> [DATA IN THIS EXERCISE]
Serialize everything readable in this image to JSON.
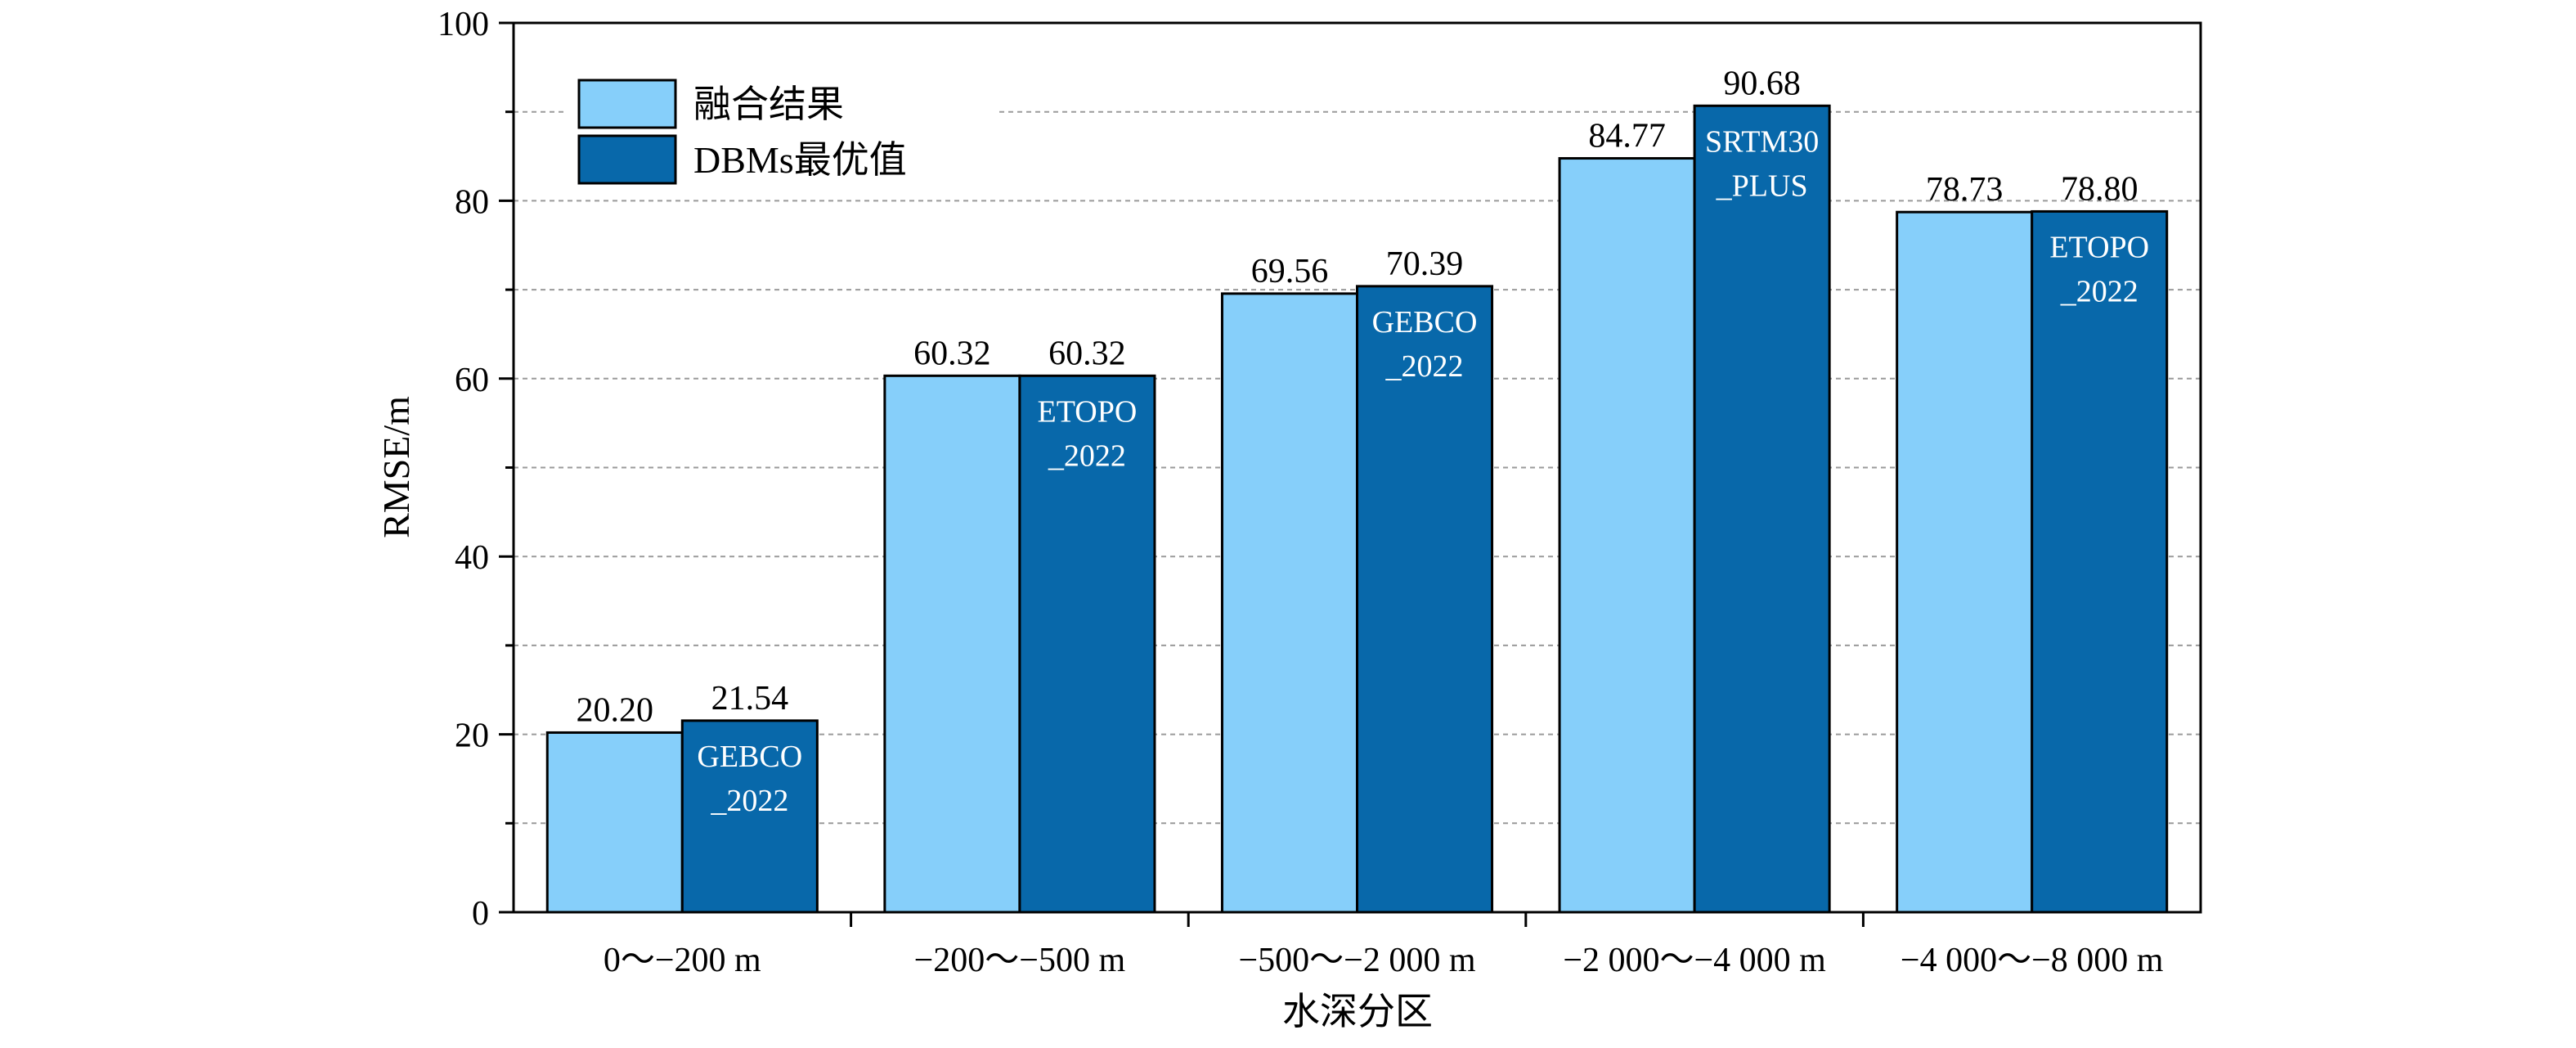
{
  "chart_data": {
    "type": "bar",
    "xlabel": "水深分区",
    "ylabel": "RMSE/m",
    "ylim": [
      0,
      100
    ],
    "yticks": [
      0,
      20,
      40,
      60,
      80,
      100
    ],
    "grid": "horizontal-dashed",
    "legend_position": "top-left",
    "categories": [
      "0～−200 m",
      "−200～−500 m",
      "−500～−2 000 m",
      "−2 000～−4 000 m",
      "−4 000～−8 000 m"
    ],
    "series": [
      {
        "name": "融合结果",
        "color": "#86cffa",
        "values": [
          20.2,
          60.32,
          69.56,
          84.77,
          78.73
        ],
        "labels": [
          "20.20",
          "60.32",
          "69.56",
          "84.77",
          "78.73"
        ]
      },
      {
        "name": "DBMs最优值",
        "color": "#0868aa",
        "values": [
          21.54,
          60.32,
          70.39,
          90.68,
          78.8
        ],
        "labels": [
          "21.54",
          "60.32",
          "70.39",
          "90.68",
          "78.80"
        ],
        "annotations": [
          [
            "GEBCO",
            "_2022"
          ],
          [
            "ETOPO",
            "_2022"
          ],
          [
            "GEBCO",
            "_2022"
          ],
          [
            "SRTM30",
            "_PLUS"
          ],
          [
            "ETOPO",
            "_2022"
          ]
        ]
      }
    ]
  }
}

> [TASK REQUIREMENTS]
Leave out the pictures and output the rest of the material exactly as written.

> [REPLY TO THE TASK]
Serialize everything readable in this image to JSON.
{
  "chart_data": {
    "type": "bar",
    "xlabel": "水深分区",
    "ylabel": "RMSE/m",
    "ylim": [
      0,
      100
    ],
    "yticks": [
      0,
      20,
      40,
      60,
      80,
      100
    ],
    "grid": "horizontal-dashed",
    "legend_position": "top-left",
    "categories": [
      "0～−200 m",
      "−200～−500 m",
      "−500～−2 000 m",
      "−2 000～−4 000 m",
      "−4 000～−8 000 m"
    ],
    "series": [
      {
        "name": "融合结果",
        "color": "#86cffa",
        "values": [
          20.2,
          60.32,
          69.56,
          84.77,
          78.73
        ],
        "labels": [
          "20.20",
          "60.32",
          "69.56",
          "84.77",
          "78.73"
        ]
      },
      {
        "name": "DBMs最优值",
        "color": "#0868aa",
        "values": [
          21.54,
          60.32,
          70.39,
          90.68,
          78.8
        ],
        "labels": [
          "21.54",
          "60.32",
          "70.39",
          "90.68",
          "78.80"
        ],
        "annotations": [
          [
            "GEBCO",
            "_2022"
          ],
          [
            "ETOPO",
            "_2022"
          ],
          [
            "GEBCO",
            "_2022"
          ],
          [
            "SRTM30",
            "_PLUS"
          ],
          [
            "ETOPO",
            "_2022"
          ]
        ]
      }
    ]
  }
}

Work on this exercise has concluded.